Copy out each line in the material below that has the word "Setuju".

* * * * *

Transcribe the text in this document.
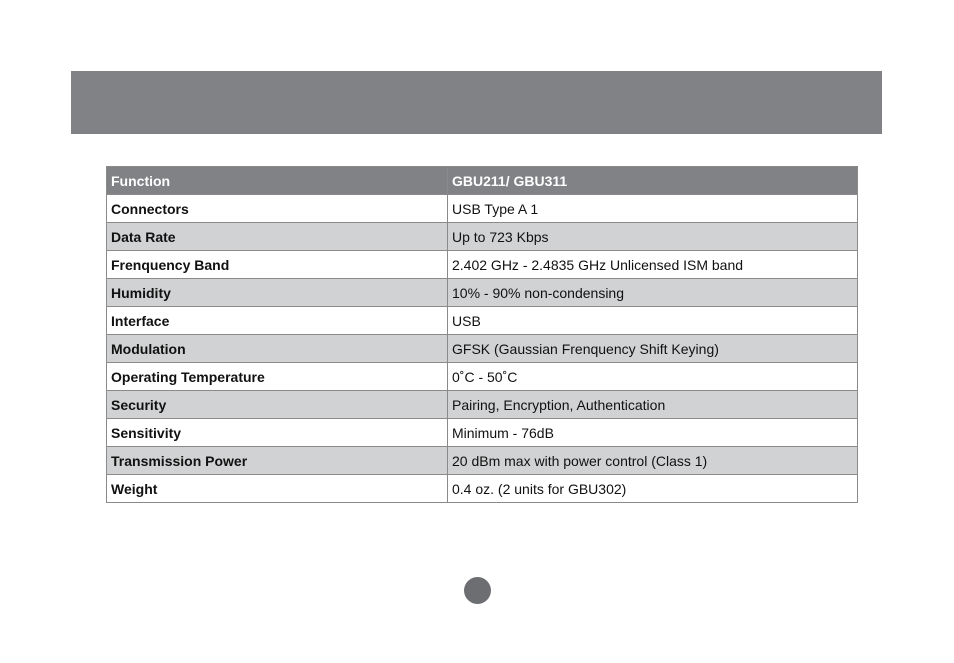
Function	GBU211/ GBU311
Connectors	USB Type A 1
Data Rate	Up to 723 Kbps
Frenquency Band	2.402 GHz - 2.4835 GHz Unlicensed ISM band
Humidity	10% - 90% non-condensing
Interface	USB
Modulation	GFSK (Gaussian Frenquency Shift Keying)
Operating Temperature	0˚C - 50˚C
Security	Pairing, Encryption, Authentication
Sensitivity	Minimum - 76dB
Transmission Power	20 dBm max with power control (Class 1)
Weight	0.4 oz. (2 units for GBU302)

* * * * *

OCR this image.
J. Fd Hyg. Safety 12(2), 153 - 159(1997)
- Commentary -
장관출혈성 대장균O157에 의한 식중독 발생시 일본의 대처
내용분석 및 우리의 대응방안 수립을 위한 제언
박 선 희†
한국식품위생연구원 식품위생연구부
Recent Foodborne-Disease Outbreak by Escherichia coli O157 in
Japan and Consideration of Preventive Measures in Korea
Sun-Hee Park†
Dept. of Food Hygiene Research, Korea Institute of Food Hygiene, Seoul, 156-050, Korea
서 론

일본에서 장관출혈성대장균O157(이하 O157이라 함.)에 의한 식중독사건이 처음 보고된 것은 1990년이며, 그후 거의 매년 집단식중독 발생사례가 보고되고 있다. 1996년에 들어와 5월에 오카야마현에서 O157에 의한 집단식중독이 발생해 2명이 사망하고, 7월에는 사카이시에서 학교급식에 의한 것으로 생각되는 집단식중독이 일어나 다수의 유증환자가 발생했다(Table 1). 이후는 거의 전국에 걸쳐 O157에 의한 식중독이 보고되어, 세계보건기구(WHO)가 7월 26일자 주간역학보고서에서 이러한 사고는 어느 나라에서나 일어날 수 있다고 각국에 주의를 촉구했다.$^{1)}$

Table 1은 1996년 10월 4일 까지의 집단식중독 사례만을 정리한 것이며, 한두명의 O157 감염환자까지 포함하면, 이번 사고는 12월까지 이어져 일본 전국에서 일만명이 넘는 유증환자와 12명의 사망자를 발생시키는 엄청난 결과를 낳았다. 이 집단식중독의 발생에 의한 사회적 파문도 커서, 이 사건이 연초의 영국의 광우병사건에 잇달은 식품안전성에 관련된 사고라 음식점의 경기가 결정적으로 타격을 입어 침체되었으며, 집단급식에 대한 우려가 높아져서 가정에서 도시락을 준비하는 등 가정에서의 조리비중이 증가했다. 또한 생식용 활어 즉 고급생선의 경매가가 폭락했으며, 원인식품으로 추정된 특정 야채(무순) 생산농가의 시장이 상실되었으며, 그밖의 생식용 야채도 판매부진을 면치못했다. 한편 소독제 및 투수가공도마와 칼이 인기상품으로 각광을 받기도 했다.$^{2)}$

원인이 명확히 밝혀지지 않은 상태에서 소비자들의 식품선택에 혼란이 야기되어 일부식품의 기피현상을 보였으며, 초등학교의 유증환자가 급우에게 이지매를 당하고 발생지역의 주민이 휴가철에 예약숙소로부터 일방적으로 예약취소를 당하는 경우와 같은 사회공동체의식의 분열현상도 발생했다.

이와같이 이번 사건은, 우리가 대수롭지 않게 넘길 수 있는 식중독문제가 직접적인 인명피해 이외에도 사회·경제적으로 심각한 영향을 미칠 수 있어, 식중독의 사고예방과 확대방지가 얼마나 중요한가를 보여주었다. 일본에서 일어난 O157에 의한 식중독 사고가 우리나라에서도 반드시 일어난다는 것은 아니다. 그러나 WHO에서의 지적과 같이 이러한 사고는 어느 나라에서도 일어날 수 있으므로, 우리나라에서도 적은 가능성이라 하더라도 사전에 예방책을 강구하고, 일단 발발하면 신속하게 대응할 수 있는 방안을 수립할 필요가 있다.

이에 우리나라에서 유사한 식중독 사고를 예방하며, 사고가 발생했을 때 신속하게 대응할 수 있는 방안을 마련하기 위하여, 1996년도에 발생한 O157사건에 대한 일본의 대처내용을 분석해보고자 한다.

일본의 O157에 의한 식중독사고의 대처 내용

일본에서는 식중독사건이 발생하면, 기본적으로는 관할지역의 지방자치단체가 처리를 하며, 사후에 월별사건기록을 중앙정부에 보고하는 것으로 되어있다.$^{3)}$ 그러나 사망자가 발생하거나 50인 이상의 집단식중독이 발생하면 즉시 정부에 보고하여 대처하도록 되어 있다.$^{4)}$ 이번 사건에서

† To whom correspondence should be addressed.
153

* * * * *

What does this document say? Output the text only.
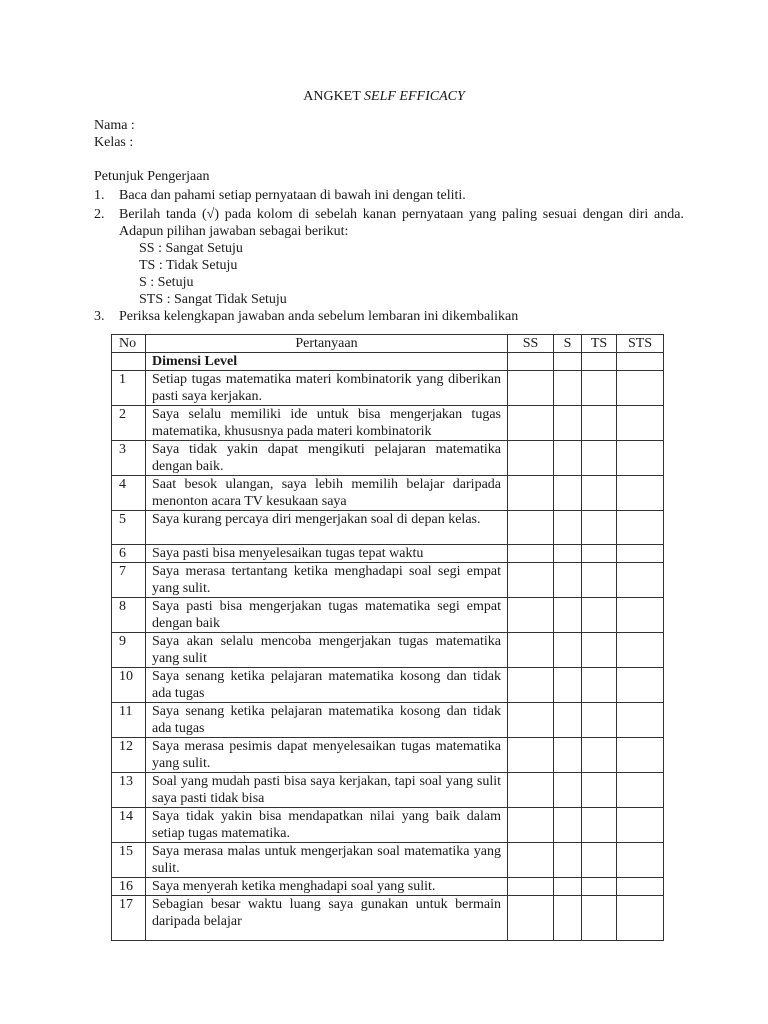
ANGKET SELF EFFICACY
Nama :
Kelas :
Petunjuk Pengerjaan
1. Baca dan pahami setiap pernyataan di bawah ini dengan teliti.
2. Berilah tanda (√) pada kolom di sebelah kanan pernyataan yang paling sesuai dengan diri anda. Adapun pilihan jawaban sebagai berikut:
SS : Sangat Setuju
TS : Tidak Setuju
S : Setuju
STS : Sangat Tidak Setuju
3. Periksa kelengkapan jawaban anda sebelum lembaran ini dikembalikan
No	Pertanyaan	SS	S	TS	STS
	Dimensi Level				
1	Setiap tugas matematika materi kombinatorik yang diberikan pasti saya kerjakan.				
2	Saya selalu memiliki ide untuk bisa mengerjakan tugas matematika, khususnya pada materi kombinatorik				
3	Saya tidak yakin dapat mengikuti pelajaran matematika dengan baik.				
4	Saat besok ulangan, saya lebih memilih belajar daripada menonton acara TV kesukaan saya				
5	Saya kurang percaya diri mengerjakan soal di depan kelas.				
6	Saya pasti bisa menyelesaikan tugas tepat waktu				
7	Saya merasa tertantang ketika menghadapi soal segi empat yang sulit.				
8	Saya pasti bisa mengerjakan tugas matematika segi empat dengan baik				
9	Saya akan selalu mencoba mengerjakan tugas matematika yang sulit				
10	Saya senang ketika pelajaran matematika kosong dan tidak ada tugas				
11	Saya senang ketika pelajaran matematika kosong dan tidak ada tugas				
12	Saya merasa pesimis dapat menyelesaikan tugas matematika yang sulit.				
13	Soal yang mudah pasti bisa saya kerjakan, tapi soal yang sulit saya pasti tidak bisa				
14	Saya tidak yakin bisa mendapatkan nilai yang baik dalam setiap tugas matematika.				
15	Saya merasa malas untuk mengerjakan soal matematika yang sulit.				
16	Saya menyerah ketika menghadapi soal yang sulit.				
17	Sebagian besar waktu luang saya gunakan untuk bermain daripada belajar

* * * * *

• _CORRECT OUTPUT_
SS : Sangat Setuju
TS : Tidak Setuju
S : Setuju
STS : Sangat Tidak Setuju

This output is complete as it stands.